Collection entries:
○ ○ ○ ○ ○
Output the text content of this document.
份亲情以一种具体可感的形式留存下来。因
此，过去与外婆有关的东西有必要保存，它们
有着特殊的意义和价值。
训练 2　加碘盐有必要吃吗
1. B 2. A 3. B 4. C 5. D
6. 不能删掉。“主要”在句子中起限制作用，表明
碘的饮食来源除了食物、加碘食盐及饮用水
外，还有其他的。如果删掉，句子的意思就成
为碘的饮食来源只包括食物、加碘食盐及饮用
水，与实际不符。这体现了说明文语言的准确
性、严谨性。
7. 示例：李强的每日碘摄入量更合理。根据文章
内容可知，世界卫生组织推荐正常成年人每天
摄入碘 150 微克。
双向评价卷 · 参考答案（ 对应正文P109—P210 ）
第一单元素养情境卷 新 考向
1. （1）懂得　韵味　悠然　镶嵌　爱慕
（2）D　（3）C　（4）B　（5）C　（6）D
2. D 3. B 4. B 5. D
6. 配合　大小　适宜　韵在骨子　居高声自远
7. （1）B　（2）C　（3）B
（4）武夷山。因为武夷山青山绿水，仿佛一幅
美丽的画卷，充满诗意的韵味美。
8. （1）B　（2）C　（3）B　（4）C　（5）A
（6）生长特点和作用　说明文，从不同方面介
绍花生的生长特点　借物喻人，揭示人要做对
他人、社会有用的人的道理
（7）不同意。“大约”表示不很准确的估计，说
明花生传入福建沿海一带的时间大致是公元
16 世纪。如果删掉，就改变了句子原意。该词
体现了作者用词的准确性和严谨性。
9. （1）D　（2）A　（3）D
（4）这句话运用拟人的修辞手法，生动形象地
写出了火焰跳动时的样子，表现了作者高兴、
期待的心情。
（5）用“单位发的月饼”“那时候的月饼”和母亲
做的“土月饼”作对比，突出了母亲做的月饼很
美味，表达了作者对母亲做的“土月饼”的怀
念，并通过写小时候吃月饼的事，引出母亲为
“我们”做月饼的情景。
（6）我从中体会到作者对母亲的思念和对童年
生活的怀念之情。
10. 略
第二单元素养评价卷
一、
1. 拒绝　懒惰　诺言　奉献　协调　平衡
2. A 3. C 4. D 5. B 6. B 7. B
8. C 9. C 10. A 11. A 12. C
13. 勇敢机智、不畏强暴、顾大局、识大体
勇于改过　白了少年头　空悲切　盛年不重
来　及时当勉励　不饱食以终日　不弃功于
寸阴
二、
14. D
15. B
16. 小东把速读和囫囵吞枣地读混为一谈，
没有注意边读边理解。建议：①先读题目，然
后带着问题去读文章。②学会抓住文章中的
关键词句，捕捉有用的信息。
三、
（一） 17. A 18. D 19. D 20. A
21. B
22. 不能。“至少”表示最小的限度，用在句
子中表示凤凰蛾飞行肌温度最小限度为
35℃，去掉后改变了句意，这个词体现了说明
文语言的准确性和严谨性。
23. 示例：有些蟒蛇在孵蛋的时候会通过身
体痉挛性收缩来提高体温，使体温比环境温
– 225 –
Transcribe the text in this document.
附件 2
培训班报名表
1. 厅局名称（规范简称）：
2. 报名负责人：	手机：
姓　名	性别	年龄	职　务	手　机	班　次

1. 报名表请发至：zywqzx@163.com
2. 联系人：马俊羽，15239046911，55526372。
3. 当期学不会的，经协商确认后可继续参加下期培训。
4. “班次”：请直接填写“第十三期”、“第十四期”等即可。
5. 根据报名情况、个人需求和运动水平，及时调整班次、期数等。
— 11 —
○ ○ ○ ○ ○
Which lines hold the string "document"? List them all.

__Solution to this task__
Output the text content of this document.
Transcribe the text in this document.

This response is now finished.